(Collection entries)
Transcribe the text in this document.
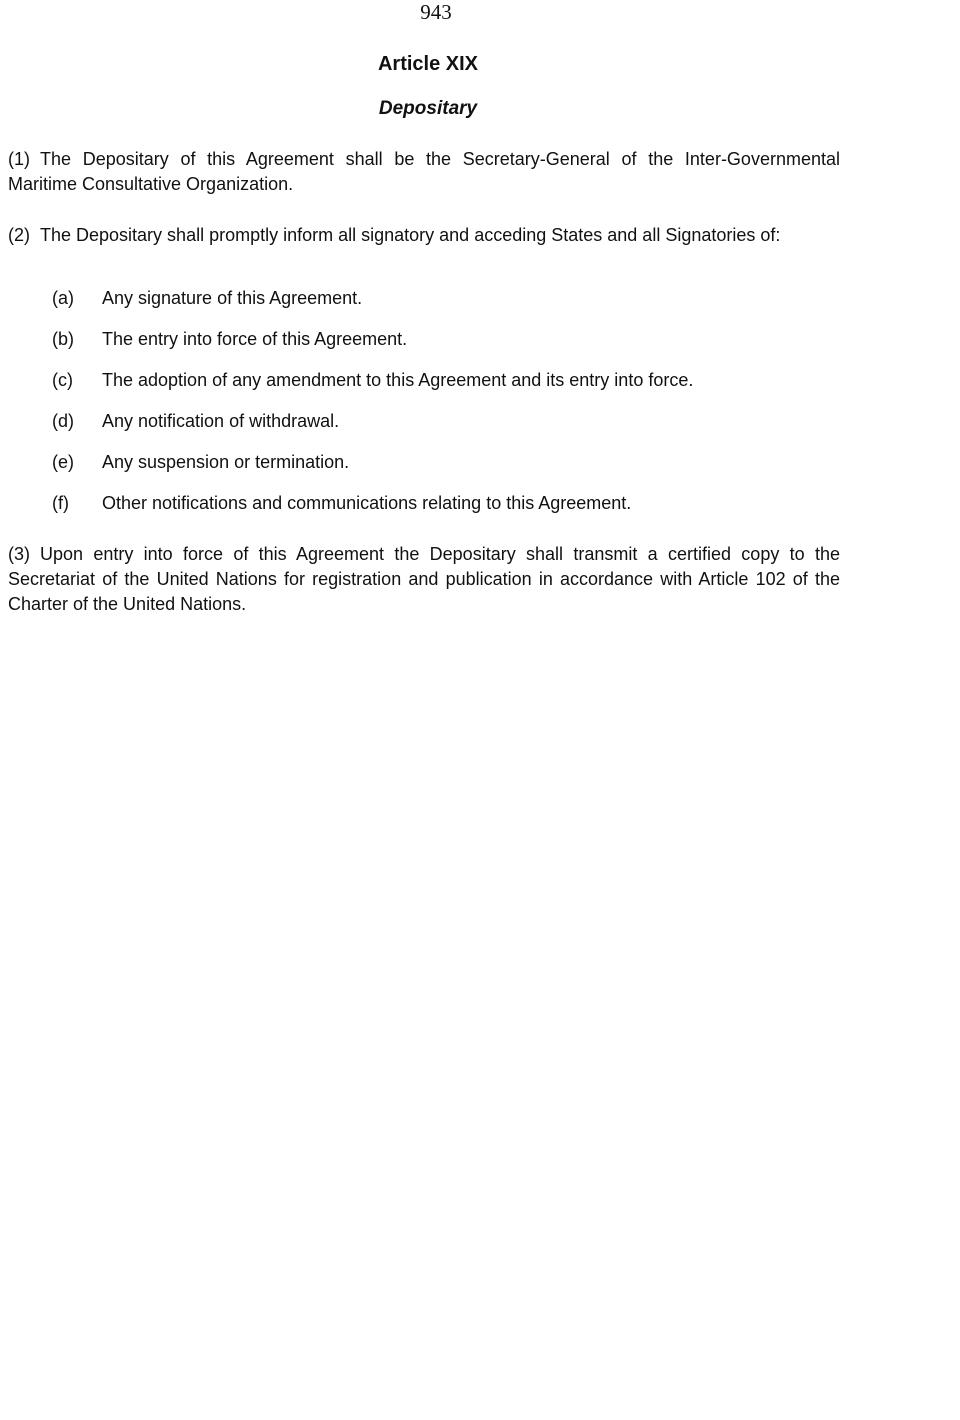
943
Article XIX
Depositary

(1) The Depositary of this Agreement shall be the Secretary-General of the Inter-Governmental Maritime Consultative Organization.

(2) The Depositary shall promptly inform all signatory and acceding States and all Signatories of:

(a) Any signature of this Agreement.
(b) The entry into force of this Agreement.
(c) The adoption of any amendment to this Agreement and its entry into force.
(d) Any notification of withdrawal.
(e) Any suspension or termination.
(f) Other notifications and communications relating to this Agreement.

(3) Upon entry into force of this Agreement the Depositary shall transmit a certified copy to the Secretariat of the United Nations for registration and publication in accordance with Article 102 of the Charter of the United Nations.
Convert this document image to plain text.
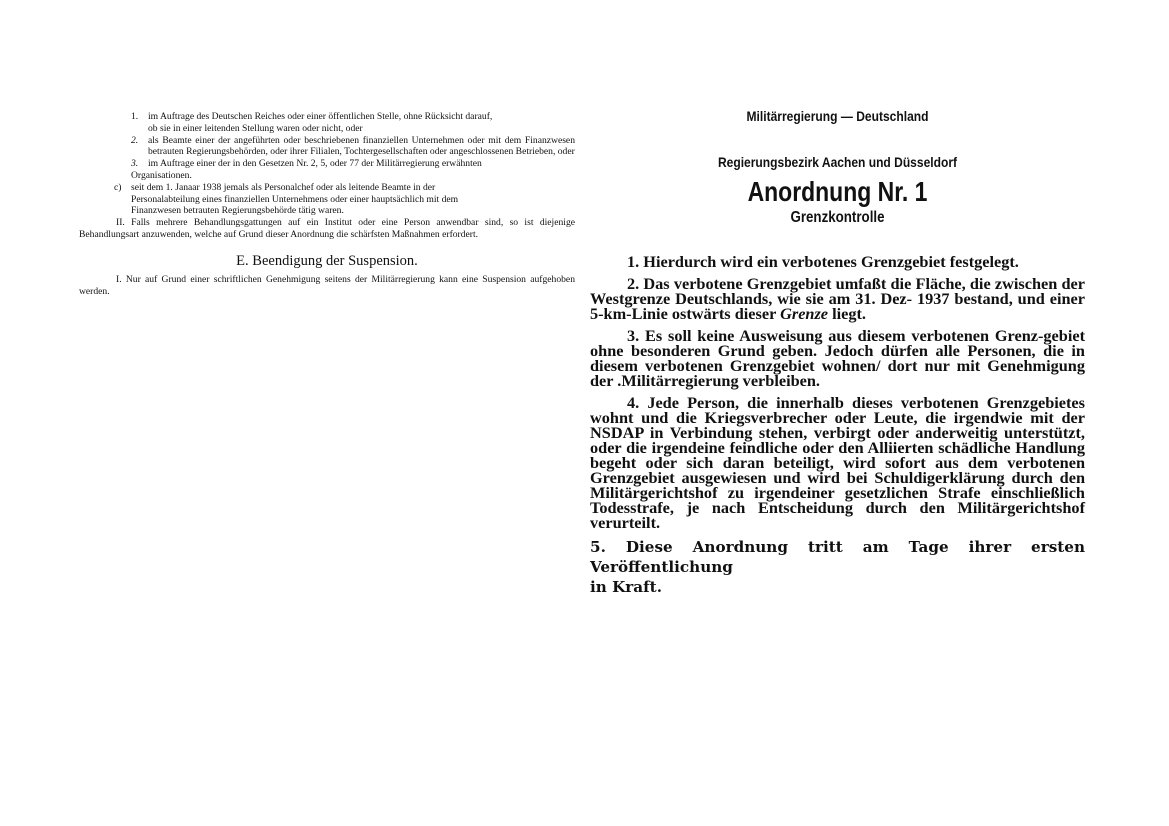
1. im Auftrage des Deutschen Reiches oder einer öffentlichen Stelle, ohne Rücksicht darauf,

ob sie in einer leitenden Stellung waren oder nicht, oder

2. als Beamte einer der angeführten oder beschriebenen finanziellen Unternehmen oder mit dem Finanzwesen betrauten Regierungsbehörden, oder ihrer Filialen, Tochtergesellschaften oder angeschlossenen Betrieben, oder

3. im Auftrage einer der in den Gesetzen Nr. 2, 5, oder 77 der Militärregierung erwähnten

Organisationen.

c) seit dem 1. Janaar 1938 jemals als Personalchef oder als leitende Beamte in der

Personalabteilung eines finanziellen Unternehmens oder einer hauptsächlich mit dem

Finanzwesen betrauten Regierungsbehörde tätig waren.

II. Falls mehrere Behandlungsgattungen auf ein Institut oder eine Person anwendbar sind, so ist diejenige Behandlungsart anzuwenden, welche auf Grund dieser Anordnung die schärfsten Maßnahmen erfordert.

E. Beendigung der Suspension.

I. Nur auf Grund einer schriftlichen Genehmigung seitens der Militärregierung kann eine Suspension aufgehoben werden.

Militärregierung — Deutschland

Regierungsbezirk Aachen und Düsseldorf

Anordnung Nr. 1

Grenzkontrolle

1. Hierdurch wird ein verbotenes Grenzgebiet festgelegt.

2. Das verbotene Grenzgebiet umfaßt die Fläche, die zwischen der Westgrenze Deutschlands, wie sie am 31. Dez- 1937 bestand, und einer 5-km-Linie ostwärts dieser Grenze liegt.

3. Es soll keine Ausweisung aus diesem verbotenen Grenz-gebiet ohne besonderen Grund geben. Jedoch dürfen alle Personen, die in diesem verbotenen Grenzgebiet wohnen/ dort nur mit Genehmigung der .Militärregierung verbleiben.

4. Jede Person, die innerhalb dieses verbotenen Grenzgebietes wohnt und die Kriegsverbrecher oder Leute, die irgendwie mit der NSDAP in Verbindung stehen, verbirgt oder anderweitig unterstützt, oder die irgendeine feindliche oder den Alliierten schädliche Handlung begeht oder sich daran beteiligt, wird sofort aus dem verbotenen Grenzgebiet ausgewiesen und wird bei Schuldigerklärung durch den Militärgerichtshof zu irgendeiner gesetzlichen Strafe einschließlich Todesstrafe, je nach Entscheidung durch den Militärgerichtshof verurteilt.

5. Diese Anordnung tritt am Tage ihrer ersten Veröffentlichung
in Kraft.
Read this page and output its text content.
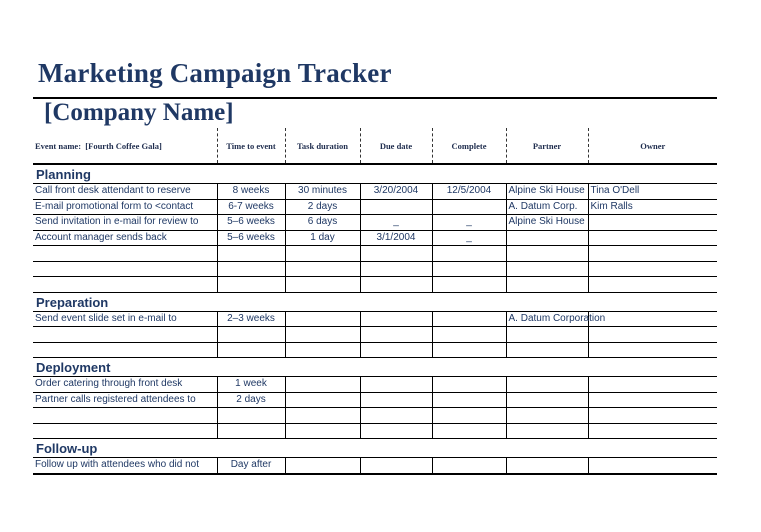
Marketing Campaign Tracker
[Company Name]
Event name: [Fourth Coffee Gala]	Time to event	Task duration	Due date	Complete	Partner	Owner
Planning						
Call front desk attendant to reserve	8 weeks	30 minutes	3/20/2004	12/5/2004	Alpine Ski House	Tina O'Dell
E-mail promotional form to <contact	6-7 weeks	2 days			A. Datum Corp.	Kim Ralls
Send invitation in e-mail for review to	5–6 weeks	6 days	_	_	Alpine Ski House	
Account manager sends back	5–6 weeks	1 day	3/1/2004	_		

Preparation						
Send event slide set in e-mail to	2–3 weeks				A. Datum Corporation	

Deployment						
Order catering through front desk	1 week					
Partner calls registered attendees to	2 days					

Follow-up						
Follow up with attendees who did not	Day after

* * *

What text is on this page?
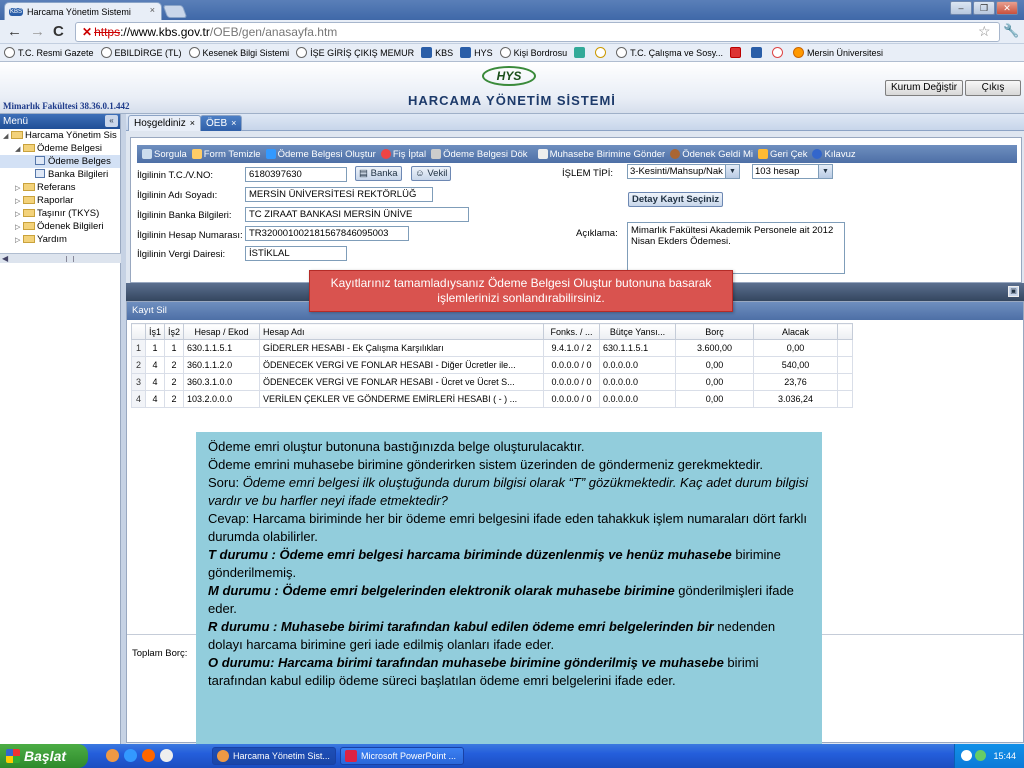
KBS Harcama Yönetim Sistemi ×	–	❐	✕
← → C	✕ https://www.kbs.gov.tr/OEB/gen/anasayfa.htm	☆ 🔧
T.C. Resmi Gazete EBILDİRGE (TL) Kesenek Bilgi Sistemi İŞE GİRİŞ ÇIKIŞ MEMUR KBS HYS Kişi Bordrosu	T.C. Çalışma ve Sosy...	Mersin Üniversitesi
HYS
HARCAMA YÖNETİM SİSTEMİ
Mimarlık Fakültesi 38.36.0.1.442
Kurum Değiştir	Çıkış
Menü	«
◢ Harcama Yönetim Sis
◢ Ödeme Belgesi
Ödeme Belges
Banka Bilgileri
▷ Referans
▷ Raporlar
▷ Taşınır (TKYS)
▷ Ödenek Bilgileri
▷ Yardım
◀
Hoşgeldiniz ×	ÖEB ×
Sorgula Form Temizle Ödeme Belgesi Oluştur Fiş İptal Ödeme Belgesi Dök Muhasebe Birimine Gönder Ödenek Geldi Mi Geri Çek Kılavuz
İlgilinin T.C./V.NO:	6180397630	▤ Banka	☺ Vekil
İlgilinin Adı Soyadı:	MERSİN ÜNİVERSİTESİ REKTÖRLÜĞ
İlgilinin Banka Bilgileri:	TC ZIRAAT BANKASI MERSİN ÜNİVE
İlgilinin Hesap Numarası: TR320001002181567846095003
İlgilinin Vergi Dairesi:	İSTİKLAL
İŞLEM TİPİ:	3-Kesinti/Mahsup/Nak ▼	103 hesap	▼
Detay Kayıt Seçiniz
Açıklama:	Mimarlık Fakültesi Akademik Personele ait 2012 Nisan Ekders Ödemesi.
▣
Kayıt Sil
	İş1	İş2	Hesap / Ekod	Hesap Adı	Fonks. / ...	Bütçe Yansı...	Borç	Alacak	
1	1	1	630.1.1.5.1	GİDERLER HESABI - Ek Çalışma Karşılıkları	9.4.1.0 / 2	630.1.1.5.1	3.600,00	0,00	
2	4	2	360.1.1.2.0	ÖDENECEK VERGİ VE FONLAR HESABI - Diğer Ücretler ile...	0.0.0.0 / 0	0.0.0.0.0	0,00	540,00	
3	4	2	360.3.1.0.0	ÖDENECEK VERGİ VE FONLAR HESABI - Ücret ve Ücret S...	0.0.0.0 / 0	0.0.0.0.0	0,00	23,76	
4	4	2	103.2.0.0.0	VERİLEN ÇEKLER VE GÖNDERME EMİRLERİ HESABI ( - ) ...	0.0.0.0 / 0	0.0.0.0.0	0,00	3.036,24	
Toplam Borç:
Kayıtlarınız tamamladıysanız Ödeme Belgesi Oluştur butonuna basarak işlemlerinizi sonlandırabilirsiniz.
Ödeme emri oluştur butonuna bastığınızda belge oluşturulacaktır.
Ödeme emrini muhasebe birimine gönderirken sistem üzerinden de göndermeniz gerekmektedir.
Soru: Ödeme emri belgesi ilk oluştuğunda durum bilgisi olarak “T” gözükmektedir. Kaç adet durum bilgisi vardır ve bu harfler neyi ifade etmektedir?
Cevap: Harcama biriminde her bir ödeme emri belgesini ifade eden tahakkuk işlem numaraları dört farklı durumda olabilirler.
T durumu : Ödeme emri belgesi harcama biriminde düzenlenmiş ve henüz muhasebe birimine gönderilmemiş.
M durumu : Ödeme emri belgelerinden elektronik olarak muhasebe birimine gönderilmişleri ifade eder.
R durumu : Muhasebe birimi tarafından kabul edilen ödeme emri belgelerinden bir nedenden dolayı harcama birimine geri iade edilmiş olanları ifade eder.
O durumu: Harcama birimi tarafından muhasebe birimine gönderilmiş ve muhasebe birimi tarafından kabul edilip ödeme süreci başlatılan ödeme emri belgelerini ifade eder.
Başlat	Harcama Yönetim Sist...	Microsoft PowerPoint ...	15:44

* * *

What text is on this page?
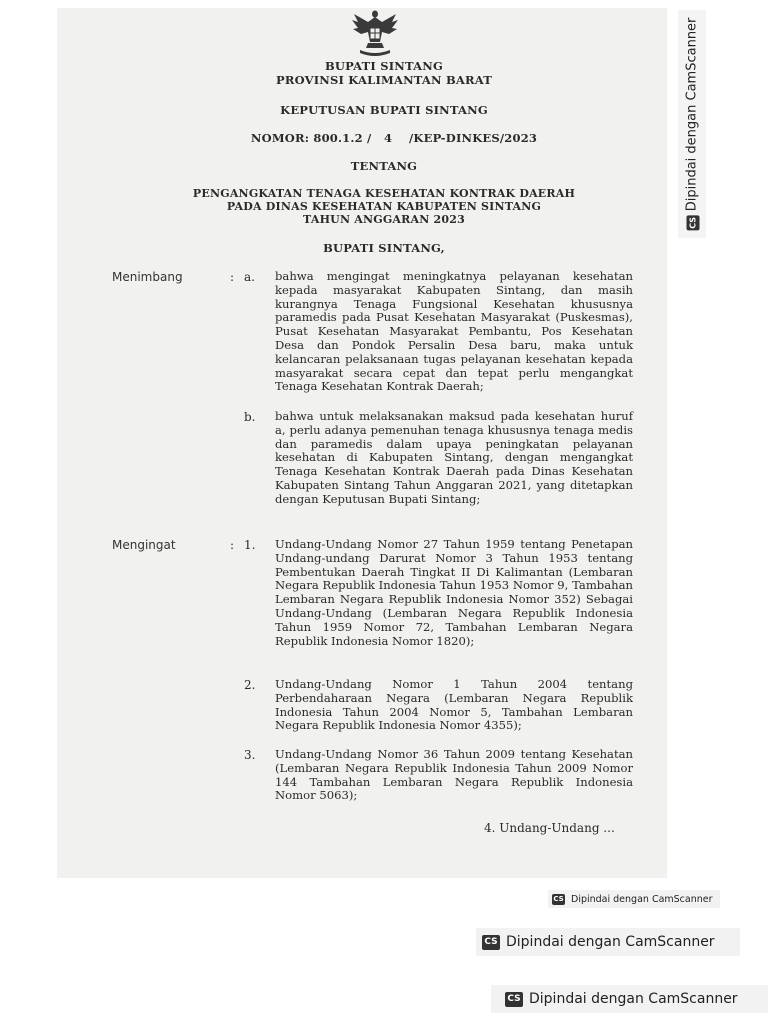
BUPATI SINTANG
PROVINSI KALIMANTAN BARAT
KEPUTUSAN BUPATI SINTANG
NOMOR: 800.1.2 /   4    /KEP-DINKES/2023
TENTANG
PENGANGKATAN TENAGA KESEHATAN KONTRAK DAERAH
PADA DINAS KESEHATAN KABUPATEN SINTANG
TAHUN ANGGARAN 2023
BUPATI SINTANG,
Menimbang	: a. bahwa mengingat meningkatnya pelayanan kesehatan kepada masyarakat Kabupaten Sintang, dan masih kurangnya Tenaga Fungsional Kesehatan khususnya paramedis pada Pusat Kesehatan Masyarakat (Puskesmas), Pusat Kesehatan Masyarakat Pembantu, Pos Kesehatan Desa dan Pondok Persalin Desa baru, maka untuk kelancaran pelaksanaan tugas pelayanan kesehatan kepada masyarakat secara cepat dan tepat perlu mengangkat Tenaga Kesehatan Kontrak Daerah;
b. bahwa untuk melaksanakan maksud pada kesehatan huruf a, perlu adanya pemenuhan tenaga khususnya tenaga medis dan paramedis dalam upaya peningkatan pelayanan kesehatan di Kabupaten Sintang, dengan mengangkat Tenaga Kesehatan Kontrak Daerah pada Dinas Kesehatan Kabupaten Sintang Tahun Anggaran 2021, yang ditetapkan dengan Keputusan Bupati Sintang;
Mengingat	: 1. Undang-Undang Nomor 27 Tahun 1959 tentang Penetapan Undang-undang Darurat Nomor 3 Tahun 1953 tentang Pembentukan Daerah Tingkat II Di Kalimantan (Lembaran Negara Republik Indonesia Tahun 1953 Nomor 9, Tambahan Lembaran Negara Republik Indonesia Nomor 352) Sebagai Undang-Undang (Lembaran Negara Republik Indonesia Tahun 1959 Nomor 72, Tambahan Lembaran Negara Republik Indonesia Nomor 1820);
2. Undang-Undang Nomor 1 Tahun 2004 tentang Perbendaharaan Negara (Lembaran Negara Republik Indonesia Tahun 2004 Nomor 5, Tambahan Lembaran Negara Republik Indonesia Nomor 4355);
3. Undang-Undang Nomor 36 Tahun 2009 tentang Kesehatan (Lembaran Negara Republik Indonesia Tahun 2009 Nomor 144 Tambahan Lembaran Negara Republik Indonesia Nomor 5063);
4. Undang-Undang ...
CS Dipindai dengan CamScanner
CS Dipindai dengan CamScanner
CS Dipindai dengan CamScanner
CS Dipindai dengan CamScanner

__WHAT IS NEEDED__.
Only the number is wanted: how many lines of the material contain the word "House"?

__SOLUTION FOR THIS EXERCISE__.
2